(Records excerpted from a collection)
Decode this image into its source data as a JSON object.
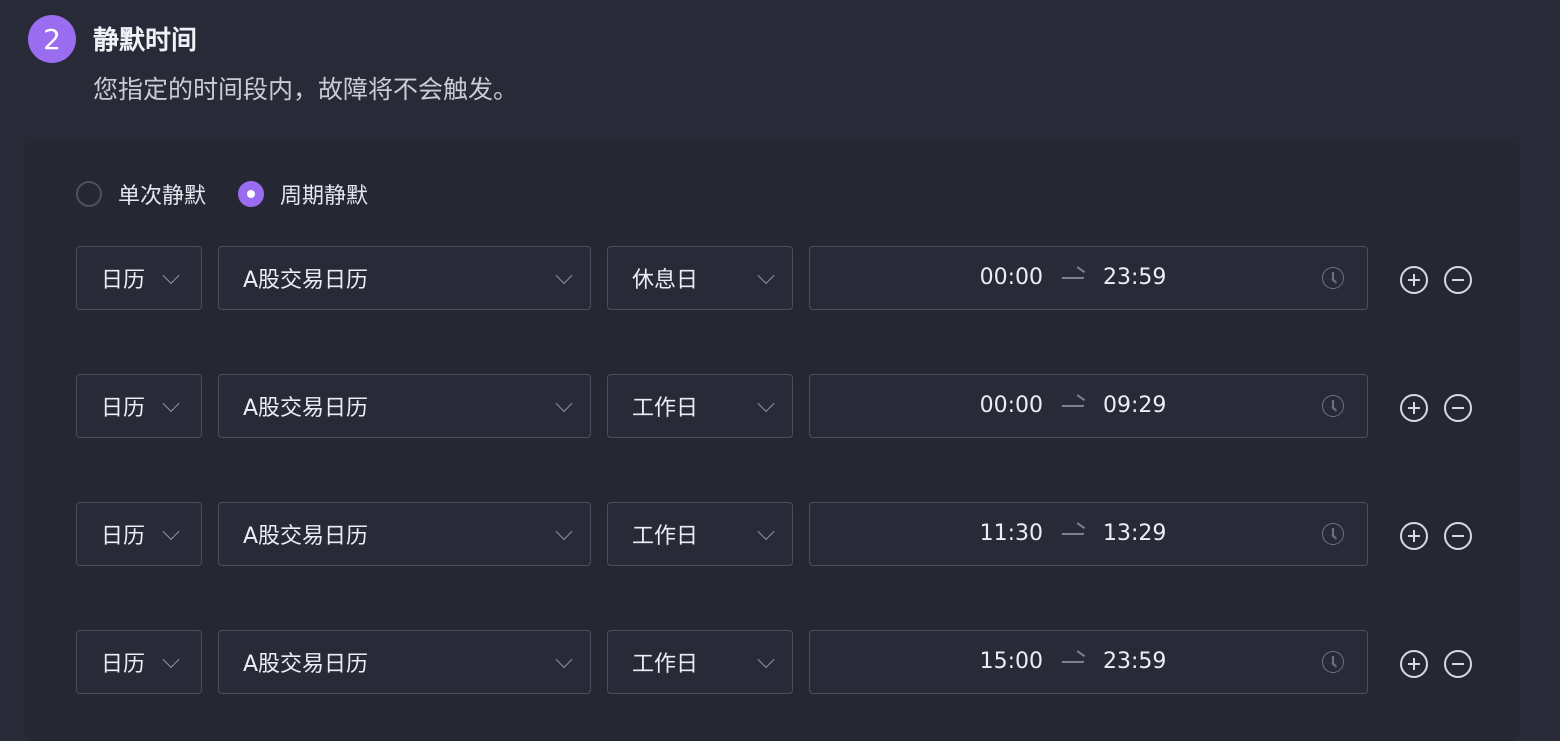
{
  "section": {
    "step": "2",
    "title": "静默时间",
    "description": "您指定的时间段内，故障将不会触发。"
  },
  "mode": {
    "options": [
      {
        "label": "单次静默",
        "checked": false
      },
      {
        "label": "周期静默",
        "checked": true
      }
    ]
  },
  "rows": [
    {
      "type": "日历",
      "calendar": "A股交易日历",
      "day": "休息日",
      "start": "00:00",
      "end": "23:59"
    },
    {
      "type": "日历",
      "calendar": "A股交易日历",
      "day": "工作日",
      "start": "00:00",
      "end": "09:29"
    },
    {
      "type": "日历",
      "calendar": "A股交易日历",
      "day": "工作日",
      "start": "11:30",
      "end": "13:29"
    },
    {
      "type": "日历",
      "calendar": "A股交易日历",
      "day": "工作日",
      "start": "15:00",
      "end": "23:59"
    }
  ],
  "icons": {
    "chevron": "chevron-down-icon",
    "clock": "clock-icon",
    "add": "plus-circle-icon",
    "remove": "minus-circle-icon",
    "arrow": "arrow-right-icon"
  },
  "colors": {
    "background": "#282a38",
    "accent": "#9a6cf0",
    "border": "#4a4d5c"
  }
}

# Aim
Transcribe every line in the entries above, taking out only the images.

# Solved problem
Decode this image into its source data as a JSON object.
{
  "section": {
    "step": "2",
    "title": "静默时间",
    "description": "您指定的时间段内，故障将不会触发。"
  },
  "mode": {
    "options": [
      {
        "label": "单次静默",
        "checked": false
      },
      {
        "label": "周期静默",
        "checked": true
      }
    ]
  },
  "rows": [
    {
      "type": "日历",
      "calendar": "A股交易日历",
      "day": "休息日",
      "start": "00:00",
      "end": "23:59"
    },
    {
      "type": "日历",
      "calendar": "A股交易日历",
      "day": "工作日",
      "start": "00:00",
      "end": "09:29"
    },
    {
      "type": "日历",
      "calendar": "A股交易日历",
      "day": "工作日",
      "start": "11:30",
      "end": "13:29"
    },
    {
      "type": "日历",
      "calendar": "A股交易日历",
      "day": "工作日",
      "start": "15:00",
      "end": "23:59"
    }
  ],
  "icons": {
    "chevron": "chevron-down-icon",
    "clock": "clock-icon",
    "add": "plus-circle-icon",
    "remove": "minus-circle-icon",
    "arrow": "arrow-right-icon"
  },
  "colors": {
    "background": "#282a38",
    "accent": "#9a6cf0",
    "border": "#4a4d5c"
  }
}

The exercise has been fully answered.